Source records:
===============

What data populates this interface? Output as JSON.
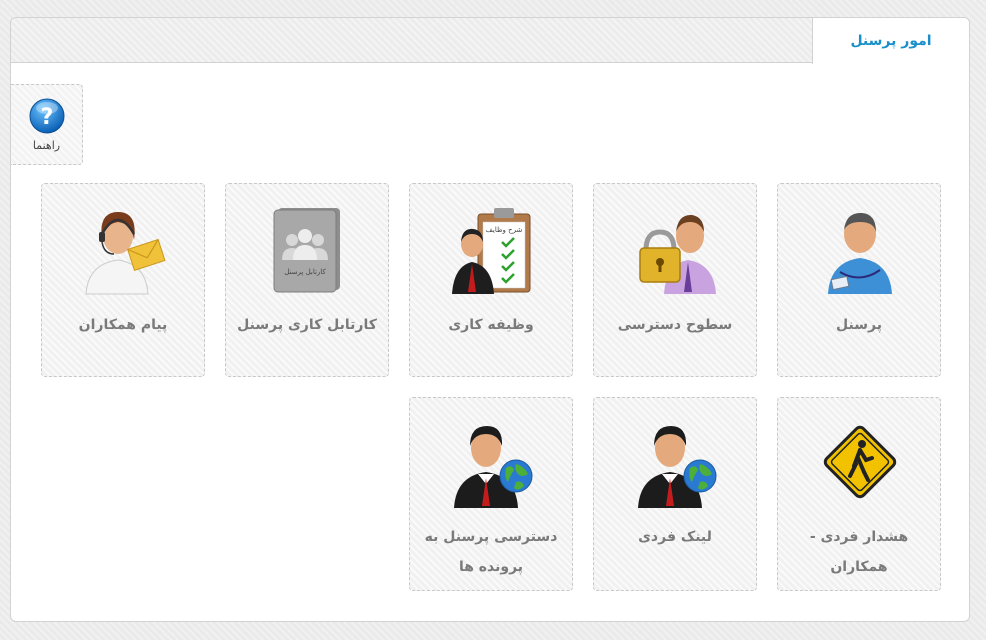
{
  "panel": {
    "tab_title": "امور پرسنل"
  },
  "help": {
    "label": "راهنما",
    "icon_glyph": "?"
  },
  "tiles": [
    {
      "label": "پرسنل",
      "icon": "personnel-icon"
    },
    {
      "label": "سطوح دسترسی",
      "icon": "lock-user-icon"
    },
    {
      "label": "وظیفه کاری",
      "icon": "task-clipboard-icon",
      "icon_caption": "شرح وظایف"
    },
    {
      "label": "کارتابل کاری پرسنل",
      "icon": "cartable-folder-icon",
      "icon_caption": "کارتابل پرسنل"
    },
    {
      "label": "پیام همکاران",
      "icon": "support-mail-icon"
    },
    {
      "label": "هشدار فردی - همکاران",
      "icon": "warning-sign-icon"
    },
    {
      "label": "لینک فردی",
      "icon": "user-globe-icon"
    },
    {
      "label": "دسترسی پرسنل به پرونده ها",
      "icon": "user-globe-icon"
    }
  ],
  "colors": {
    "accent": "#1a8fc9",
    "tile_text": "#7a7a7a"
  }
}
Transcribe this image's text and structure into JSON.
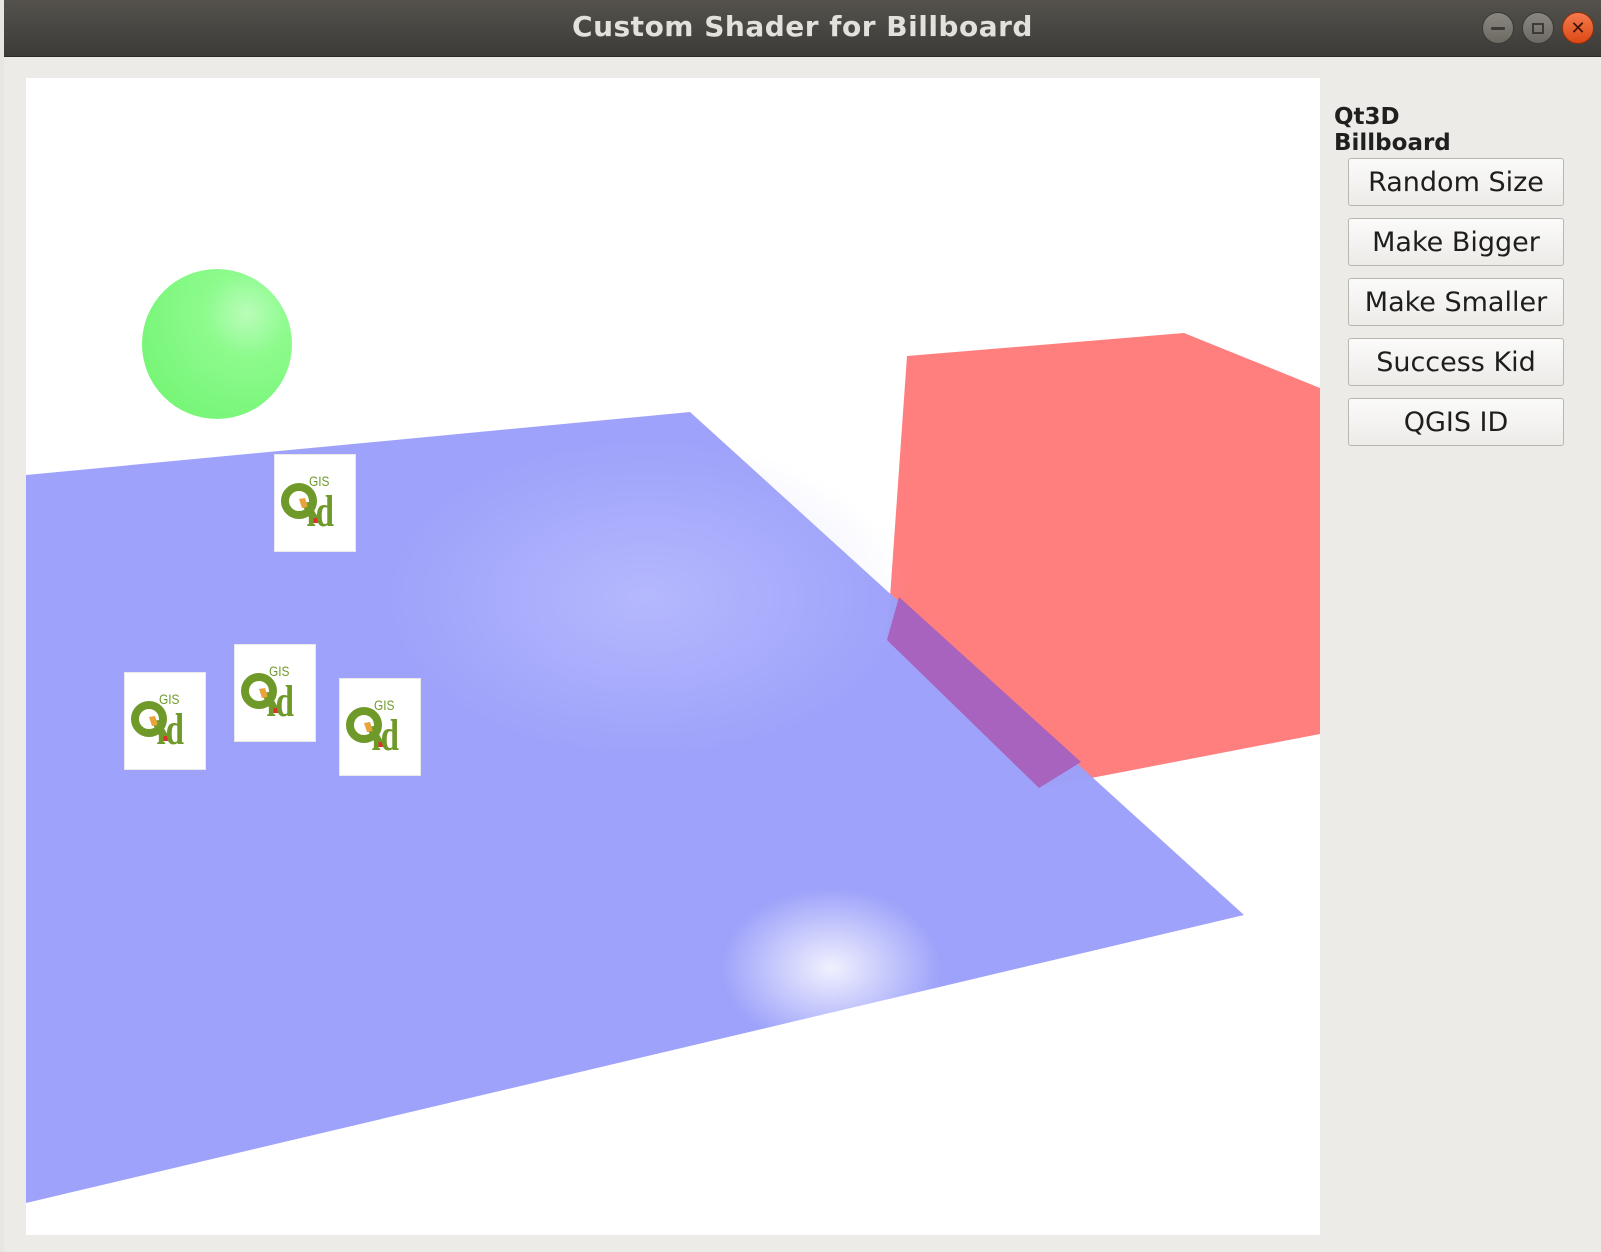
{
  "window": {
    "title": "Custom Shader for Billboard",
    "controls": [
      "minimize-icon",
      "maximize-icon",
      "close-icon"
    ]
  },
  "panel": {
    "heading": "Qt3D Billboard",
    "buttons": [
      {
        "label": "Random Size"
      },
      {
        "label": "Make Bigger"
      },
      {
        "label": "Make Smaller"
      },
      {
        "label": "Success Kid"
      },
      {
        "label": "QGIS ID"
      }
    ]
  },
  "scene": {
    "background": "#ffffff",
    "objects": [
      {
        "kind": "sphere",
        "color": "#7dfa7d"
      },
      {
        "kind": "plane",
        "color": "#9b9ffa"
      },
      {
        "kind": "cube",
        "color": "#ff7f7f"
      }
    ],
    "billboard_texture": {
      "logo_letters": "Qid",
      "logo_small_text": "GIS"
    },
    "billboard_count": 4
  },
  "colors": {
    "titlebar": "#3c3b37",
    "window_bg": "#edebe7",
    "close_button": "#e95420"
  }
}
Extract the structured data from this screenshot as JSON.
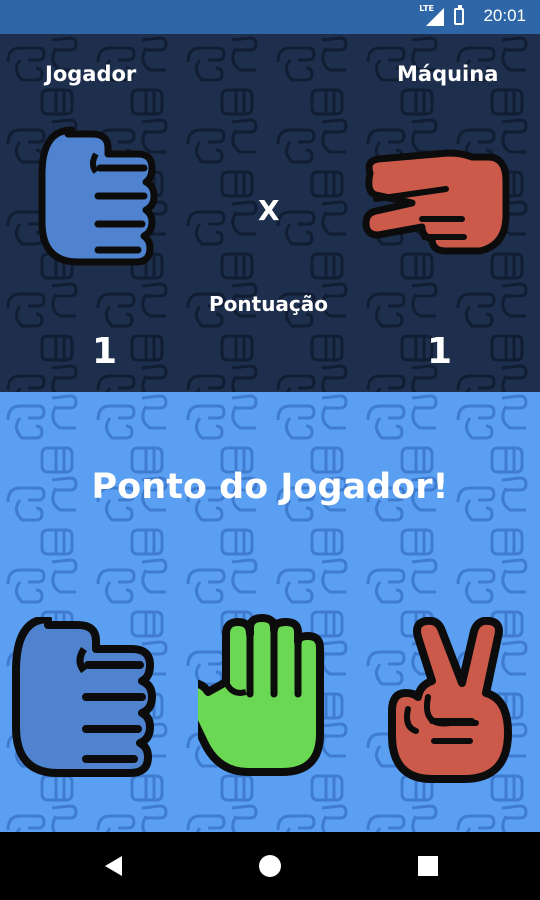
{
  "status_bar": {
    "time": "20:01",
    "network": "LTE"
  },
  "scoreboard": {
    "player_label": "Jogador",
    "machine_label": "Máquina",
    "versus": "X",
    "score_title": "Pontuação",
    "player_score": "1",
    "machine_score": "1",
    "player_choice": "rock-icon",
    "machine_choice": "scissors-icon"
  },
  "result_message": "Ponto do Jogador!",
  "choices": [
    {
      "name": "rock",
      "icon": "rock-icon",
      "color": "#4f83cf"
    },
    {
      "name": "paper",
      "icon": "paper-icon",
      "color": "#6bd854"
    },
    {
      "name": "scissors",
      "icon": "scissors-icon",
      "color": "#cc5a4a"
    }
  ],
  "colors": {
    "top_bg": "#1e2f4e",
    "bottom_bg": "#5a9ff2",
    "status_bar": "#2e66a8"
  }
}
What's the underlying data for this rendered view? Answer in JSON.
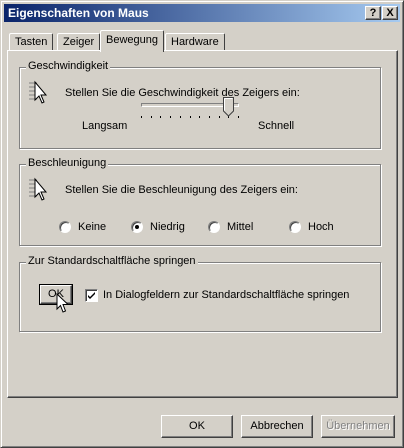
{
  "window": {
    "title": "Eigenschaften von Maus",
    "help_button": "?",
    "close_button": "X"
  },
  "tabs": [
    {
      "label": "Tasten",
      "active": false
    },
    {
      "label": "Zeiger",
      "active": false
    },
    {
      "label": "Bewegung",
      "active": true
    },
    {
      "label": "Hardware",
      "active": false
    }
  ],
  "speed": {
    "legend": "Geschwindigkeit",
    "description": "Stellen Sie die Geschwindigkeit des Zeigers ein:",
    "label_slow": "Langsam",
    "label_fast": "Schnell",
    "slider_position": 0.9,
    "slider_ticks": 11
  },
  "acceleration": {
    "legend": "Beschleunigung",
    "description": "Stellen Sie die Beschleunigung des Zeigers ein:",
    "options": [
      {
        "label": "Keine",
        "selected": false
      },
      {
        "label": "Niedrig",
        "selected": true
      },
      {
        "label": "Mittel",
        "selected": false
      },
      {
        "label": "Hoch",
        "selected": false
      }
    ]
  },
  "snap": {
    "legend": "Zur Standardschaltfläche springen",
    "sample_button": "OK",
    "checkbox_label": "In Dialogfeldern zur Standardschaltfläche springen",
    "checked": true
  },
  "footer": {
    "ok": "OK",
    "cancel": "Abbrechen",
    "apply": "Übernehmen",
    "apply_enabled": false
  },
  "colors": {
    "face": "#d4d0c8",
    "title_start": "#0a246a",
    "title_end": "#a6caf0"
  }
}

===============

STATED GOAL:
All of the entries need to be transcribed word for word; pictures are left out.

ANSWER:
What data populates this interface? Output as JSON.
{
  "panel": {
    "tab_title": "امور پرسنل"
  },
  "help": {
    "label": "راهنما",
    "icon_glyph": "?"
  },
  "tiles": [
    {
      "label": "پرسنل",
      "icon": "personnel-icon"
    },
    {
      "label": "سطوح دسترسی",
      "icon": "lock-user-icon"
    },
    {
      "label": "وظیفه کاری",
      "icon": "task-clipboard-icon",
      "icon_caption": "شرح وظایف"
    },
    {
      "label": "کارتابل کاری پرسنل",
      "icon": "cartable-folder-icon",
      "icon_caption": "کارتابل پرسنل"
    },
    {
      "label": "پیام همکاران",
      "icon": "support-mail-icon"
    },
    {
      "label": "هشدار فردی - همکاران",
      "icon": "warning-sign-icon"
    },
    {
      "label": "لینک فردی",
      "icon": "user-globe-icon"
    },
    {
      "label": "دسترسی پرسنل به پرونده ها",
      "icon": "user-globe-icon"
    }
  ],
  "colors": {
    "accent": "#1a8fc9",
    "tile_text": "#7a7a7a"
  }
}
Transcribe this image's text and structure into JSON.
{
  "window": {
    "title": "Custom Shader for Billboard",
    "controls": [
      "minimize-icon",
      "maximize-icon",
      "close-icon"
    ]
  },
  "panel": {
    "heading": "Qt3D Billboard",
    "buttons": [
      {
        "label": "Random Size"
      },
      {
        "label": "Make Bigger"
      },
      {
        "label": "Make Smaller"
      },
      {
        "label": "Success Kid"
      },
      {
        "label": "QGIS ID"
      }
    ]
  },
  "scene": {
    "background": "#ffffff",
    "objects": [
      {
        "kind": "sphere",
        "color": "#7dfa7d"
      },
      {
        "kind": "plane",
        "color": "#9b9ffa"
      },
      {
        "kind": "cube",
        "color": "#ff7f7f"
      }
    ],
    "billboard_texture": {
      "logo_letters": "Qid",
      "logo_small_text": "GIS"
    },
    "billboard_count": 4
  },
  "colors": {
    "titlebar": "#3c3b37",
    "window_bg": "#edebe7",
    "close_button": "#e95420"
  }
}
Extract the structured data from this screenshot as JSON.
{
  "status_bar": {
    "time": "20:01",
    "network": "LTE"
  },
  "scoreboard": {
    "player_label": "Jogador",
    "machine_label": "Máquina",
    "versus": "X",
    "score_title": "Pontuação",
    "player_score": "1",
    "machine_score": "1",
    "player_choice": "rock-icon",
    "machine_choice": "scissors-icon"
  },
  "result_message": "Ponto do Jogador!",
  "choices": [
    {
      "name": "rock",
      "icon": "rock-icon",
      "color": "#4f83cf"
    },
    {
      "name": "paper",
      "icon": "paper-icon",
      "color": "#6bd854"
    },
    {
      "name": "scissors",
      "icon": "scissors-icon",
      "color": "#cc5a4a"
    }
  ],
  "colors": {
    "top_bg": "#1e2f4e",
    "bottom_bg": "#5a9ff2",
    "status_bar": "#2e66a8"
  }
}
What's the underlying data for this rendered view? Answer in JSON.
{
  "window": {
    "title": "Eigenschaften von Maus",
    "help_button": "?",
    "close_button": "X"
  },
  "tabs": [
    {
      "label": "Tasten",
      "active": false
    },
    {
      "label": "Zeiger",
      "active": false
    },
    {
      "label": "Bewegung",
      "active": true
    },
    {
      "label": "Hardware",
      "active": false
    }
  ],
  "speed": {
    "legend": "Geschwindigkeit",
    "description": "Stellen Sie die Geschwindigkeit des Zeigers ein:",
    "label_slow": "Langsam",
    "label_fast": "Schnell",
    "slider_position": 0.9,
    "slider_ticks": 11
  },
  "acceleration": {
    "legend": "Beschleunigung",
    "description": "Stellen Sie die Beschleunigung des Zeigers ein:",
    "options": [
      {
        "label": "Keine",
        "selected": false
      },
      {
        "label": "Niedrig",
        "selected": true
      },
      {
        "label": "Mittel",
        "selected": false
      },
      {
        "label": "Hoch",
        "selected": false
      }
    ]
  },
  "snap": {
    "legend": "Zur Standardschaltfläche springen",
    "sample_button": "OK",
    "checkbox_label": "In Dialogfeldern zur Standardschaltfläche springen",
    "checked": true
  },
  "footer": {
    "ok": "OK",
    "cancel": "Abbrechen",
    "apply": "Übernehmen",
    "apply_enabled": false
  },
  "colors": {
    "face": "#d4d0c8",
    "title_start": "#0a246a",
    "title_end": "#a6caf0"
  }
}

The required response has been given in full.